--- start of Material to process ---

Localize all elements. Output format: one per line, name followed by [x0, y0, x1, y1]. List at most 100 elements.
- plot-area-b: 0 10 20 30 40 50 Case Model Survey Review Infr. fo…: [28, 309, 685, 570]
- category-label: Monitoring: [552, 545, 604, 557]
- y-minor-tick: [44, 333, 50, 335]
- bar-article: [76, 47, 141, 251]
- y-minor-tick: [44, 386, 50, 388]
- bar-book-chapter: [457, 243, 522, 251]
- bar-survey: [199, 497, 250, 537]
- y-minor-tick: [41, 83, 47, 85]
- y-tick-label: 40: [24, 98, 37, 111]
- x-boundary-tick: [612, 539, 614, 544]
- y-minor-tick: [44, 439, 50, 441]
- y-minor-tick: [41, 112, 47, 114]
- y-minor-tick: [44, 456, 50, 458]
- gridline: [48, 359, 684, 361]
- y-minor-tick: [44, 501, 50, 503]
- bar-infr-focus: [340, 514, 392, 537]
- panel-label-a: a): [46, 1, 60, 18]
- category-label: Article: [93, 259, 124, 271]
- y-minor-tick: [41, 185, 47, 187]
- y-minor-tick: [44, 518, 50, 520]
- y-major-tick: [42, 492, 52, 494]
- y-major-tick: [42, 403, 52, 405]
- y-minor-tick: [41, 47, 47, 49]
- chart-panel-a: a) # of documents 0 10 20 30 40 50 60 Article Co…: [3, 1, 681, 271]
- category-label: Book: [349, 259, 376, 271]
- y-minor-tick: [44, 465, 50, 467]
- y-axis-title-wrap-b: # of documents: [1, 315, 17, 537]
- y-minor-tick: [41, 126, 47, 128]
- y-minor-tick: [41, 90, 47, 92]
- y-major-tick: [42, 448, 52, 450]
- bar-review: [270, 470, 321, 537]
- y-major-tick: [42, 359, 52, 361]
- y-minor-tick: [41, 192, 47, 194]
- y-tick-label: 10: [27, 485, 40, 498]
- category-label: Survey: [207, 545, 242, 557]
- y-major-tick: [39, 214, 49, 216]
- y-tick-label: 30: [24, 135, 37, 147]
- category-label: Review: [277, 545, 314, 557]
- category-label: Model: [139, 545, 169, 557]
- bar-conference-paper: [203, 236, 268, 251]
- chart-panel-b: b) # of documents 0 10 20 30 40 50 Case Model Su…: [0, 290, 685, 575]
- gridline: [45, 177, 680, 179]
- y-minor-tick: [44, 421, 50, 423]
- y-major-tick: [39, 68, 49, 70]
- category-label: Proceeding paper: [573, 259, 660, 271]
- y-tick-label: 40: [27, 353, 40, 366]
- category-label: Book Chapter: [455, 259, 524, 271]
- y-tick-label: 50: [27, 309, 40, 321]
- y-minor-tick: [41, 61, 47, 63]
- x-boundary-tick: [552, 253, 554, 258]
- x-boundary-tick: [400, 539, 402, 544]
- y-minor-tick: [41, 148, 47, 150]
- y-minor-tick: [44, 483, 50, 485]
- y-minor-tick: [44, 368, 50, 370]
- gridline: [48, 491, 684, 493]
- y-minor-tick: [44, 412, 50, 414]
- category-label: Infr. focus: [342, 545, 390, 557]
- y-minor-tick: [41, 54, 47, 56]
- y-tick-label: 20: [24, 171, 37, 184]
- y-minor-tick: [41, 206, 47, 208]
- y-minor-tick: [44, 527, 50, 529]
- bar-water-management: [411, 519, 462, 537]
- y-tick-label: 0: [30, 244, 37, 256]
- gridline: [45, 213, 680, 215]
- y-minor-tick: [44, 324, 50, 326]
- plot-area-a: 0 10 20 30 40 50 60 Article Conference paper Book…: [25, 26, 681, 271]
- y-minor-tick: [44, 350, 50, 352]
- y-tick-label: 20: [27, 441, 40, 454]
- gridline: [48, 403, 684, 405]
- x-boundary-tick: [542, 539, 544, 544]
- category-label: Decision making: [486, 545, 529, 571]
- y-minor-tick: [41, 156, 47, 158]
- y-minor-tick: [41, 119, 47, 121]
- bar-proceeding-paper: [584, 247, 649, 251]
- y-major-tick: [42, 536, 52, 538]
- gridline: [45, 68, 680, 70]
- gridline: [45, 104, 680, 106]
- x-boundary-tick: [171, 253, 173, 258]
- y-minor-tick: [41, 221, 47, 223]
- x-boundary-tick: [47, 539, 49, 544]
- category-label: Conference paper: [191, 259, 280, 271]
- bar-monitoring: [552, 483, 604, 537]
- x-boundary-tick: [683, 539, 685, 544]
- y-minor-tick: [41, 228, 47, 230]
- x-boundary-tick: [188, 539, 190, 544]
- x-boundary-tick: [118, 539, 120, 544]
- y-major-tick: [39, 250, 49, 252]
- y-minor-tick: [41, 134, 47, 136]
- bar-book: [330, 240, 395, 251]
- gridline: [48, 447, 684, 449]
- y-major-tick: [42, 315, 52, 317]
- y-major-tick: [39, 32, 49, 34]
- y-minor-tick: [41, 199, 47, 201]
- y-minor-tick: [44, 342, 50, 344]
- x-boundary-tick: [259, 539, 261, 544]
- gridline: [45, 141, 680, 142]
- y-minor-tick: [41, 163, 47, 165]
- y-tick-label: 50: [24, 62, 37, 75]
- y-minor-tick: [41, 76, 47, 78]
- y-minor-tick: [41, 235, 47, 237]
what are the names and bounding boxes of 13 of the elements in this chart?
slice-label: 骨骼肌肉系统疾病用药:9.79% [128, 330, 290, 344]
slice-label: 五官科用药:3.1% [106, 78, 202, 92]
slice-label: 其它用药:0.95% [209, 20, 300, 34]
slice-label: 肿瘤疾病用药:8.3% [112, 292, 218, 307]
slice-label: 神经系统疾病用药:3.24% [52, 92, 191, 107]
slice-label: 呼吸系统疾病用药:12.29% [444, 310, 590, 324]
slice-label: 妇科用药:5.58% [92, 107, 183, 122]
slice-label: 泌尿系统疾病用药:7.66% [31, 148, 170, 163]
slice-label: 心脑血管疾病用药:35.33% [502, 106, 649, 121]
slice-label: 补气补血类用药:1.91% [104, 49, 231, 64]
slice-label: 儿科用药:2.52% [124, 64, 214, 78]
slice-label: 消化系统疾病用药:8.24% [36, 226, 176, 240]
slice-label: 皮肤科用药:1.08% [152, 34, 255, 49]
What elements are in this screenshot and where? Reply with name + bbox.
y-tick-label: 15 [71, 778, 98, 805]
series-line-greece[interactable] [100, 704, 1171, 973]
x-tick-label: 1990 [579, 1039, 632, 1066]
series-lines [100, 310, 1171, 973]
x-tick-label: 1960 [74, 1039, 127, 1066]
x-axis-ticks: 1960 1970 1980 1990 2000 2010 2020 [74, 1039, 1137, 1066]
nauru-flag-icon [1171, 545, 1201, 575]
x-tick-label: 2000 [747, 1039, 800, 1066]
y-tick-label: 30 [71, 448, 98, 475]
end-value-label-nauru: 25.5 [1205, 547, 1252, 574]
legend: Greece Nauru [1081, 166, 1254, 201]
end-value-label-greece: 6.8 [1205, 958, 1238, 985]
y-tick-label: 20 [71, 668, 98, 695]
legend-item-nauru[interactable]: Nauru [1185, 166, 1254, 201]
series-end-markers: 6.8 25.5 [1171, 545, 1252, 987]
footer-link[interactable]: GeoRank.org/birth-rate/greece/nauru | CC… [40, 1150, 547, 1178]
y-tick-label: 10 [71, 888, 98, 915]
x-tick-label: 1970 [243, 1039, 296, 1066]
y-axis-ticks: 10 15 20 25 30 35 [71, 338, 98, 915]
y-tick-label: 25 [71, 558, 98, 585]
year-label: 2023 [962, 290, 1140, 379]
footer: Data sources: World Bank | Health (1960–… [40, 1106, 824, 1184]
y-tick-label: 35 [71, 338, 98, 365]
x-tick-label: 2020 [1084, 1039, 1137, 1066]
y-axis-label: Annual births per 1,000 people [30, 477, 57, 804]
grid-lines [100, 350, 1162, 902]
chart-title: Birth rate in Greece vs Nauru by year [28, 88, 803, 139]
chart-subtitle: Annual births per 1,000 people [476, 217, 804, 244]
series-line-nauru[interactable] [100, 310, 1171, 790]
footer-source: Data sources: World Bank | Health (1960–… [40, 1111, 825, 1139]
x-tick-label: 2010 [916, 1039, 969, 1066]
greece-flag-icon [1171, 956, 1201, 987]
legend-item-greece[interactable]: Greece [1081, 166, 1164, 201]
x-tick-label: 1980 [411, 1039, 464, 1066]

--- end of Material to process ---

## Task to complete
Copy the records from their first line up to and including the line with "- category-label: Monitoring: [552, 545, 604, 557]", putting "Locate" in place of "Localize" and leaving everything else unchanged.

## Correct output
Locate all elements. Output format: one per line, name followed by [x0, y0, x1, y1]. List at most 100 elements.
- plot-area-b: 0 10 20 30 40 50 Case Model Survey Review Infr. fo…: [28, 309, 685, 570]
- category-label: Monitoring: [552, 545, 604, 557]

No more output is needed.